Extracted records
==================================================
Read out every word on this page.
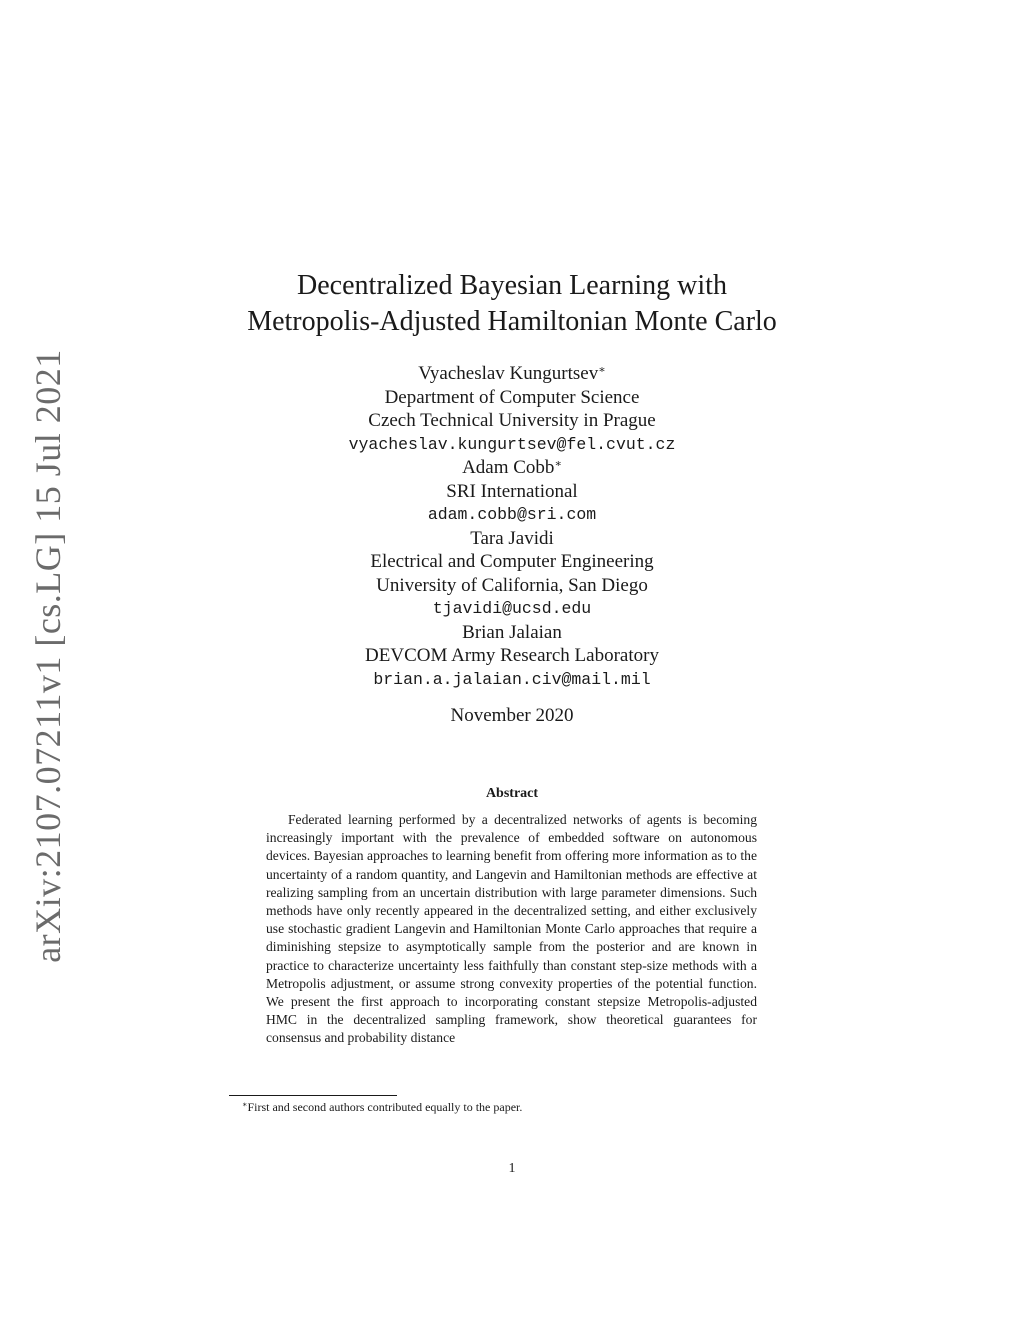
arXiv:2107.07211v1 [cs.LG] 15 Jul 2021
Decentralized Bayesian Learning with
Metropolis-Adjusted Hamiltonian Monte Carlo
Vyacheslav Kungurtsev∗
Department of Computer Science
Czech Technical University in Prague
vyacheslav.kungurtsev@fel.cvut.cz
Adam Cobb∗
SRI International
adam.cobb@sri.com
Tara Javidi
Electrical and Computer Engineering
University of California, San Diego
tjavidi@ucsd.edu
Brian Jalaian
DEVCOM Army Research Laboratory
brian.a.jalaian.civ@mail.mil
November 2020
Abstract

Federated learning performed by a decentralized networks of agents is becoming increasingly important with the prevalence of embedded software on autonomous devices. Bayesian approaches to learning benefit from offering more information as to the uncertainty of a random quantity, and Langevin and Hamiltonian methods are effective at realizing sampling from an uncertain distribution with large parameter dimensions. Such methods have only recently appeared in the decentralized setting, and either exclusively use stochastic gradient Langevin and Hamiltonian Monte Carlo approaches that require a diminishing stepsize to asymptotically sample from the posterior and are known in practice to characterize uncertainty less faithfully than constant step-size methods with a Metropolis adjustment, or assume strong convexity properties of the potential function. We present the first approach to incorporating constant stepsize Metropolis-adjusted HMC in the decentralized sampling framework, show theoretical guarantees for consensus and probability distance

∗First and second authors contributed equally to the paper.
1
==================================================
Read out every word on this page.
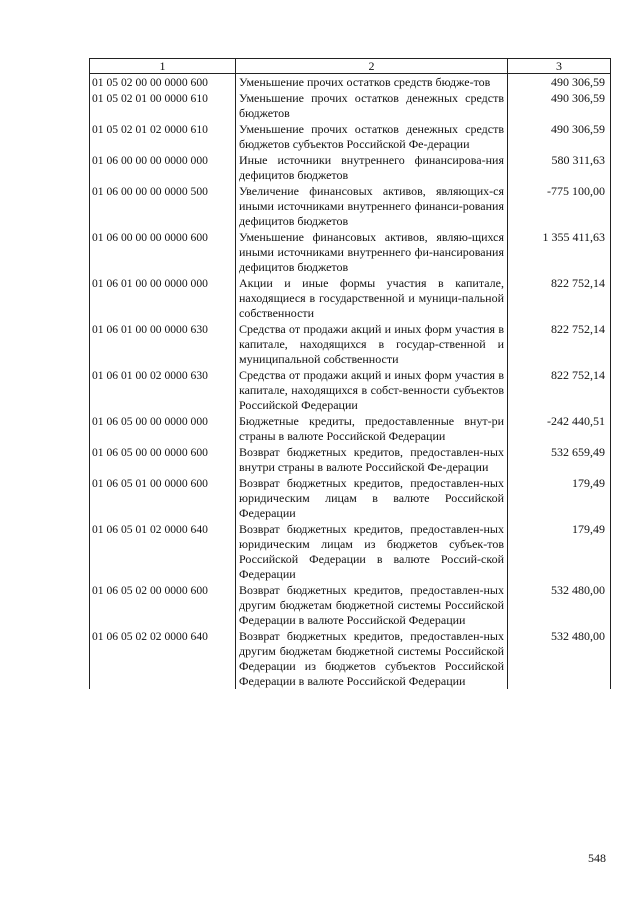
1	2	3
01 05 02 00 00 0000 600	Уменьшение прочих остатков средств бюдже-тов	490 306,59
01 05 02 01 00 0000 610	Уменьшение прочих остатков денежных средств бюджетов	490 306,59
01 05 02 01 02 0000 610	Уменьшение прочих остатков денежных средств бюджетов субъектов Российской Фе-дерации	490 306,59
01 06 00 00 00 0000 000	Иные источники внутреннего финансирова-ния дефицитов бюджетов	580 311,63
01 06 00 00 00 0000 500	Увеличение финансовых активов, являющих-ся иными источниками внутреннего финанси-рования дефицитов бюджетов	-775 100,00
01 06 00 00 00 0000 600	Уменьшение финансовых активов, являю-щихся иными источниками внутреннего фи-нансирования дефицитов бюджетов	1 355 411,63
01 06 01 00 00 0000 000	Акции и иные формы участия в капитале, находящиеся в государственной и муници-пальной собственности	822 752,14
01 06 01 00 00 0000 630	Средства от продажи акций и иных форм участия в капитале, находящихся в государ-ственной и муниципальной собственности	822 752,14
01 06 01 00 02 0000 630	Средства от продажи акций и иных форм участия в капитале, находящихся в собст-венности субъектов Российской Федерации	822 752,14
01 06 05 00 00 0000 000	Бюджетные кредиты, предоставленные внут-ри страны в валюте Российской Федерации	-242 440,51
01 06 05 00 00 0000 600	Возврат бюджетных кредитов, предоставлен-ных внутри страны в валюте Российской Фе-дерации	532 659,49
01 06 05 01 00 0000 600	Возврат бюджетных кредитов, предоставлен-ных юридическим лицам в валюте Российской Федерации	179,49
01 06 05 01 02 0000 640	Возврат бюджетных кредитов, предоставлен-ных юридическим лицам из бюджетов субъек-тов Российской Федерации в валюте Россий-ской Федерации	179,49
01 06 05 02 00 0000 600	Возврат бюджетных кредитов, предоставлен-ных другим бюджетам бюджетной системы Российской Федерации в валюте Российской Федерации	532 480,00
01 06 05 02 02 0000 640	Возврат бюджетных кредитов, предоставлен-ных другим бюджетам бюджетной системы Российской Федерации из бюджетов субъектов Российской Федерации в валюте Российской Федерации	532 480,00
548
==================================================
Aim:
Which lines in the records above contain the string "with"? Copy each one.

Answer to the problem:
Decentralized Bayesian Learning with
Federated learning performed by a decentralized networks of agents is becoming increasingly important with the prevalence of embedded software on autonomous devices. Bayesian approaches to learning benefit from offering more information as to the uncertainty of a random quantity, and Langevin and Hamiltonian methods are effective at realizing sampling from an uncertain distribution with large parameter dimensions. Such methods have only recently appeared in the decentralized setting, and either exclusively use stochastic gradient Langevin and Hamiltonian Monte Carlo approaches that require a diminishing stepsize to asymptotically sample from the posterior and are known in practice to characterize uncertainty less faithfully than constant step-size methods with a Metropolis adjustment, or assume strong convexity properties of the potential function. We present the first approach to incorporating constant stepsize Metropolis-adjusted HMC in the decentralized sampling framework, show theoretical guarantees for consensus and probability distance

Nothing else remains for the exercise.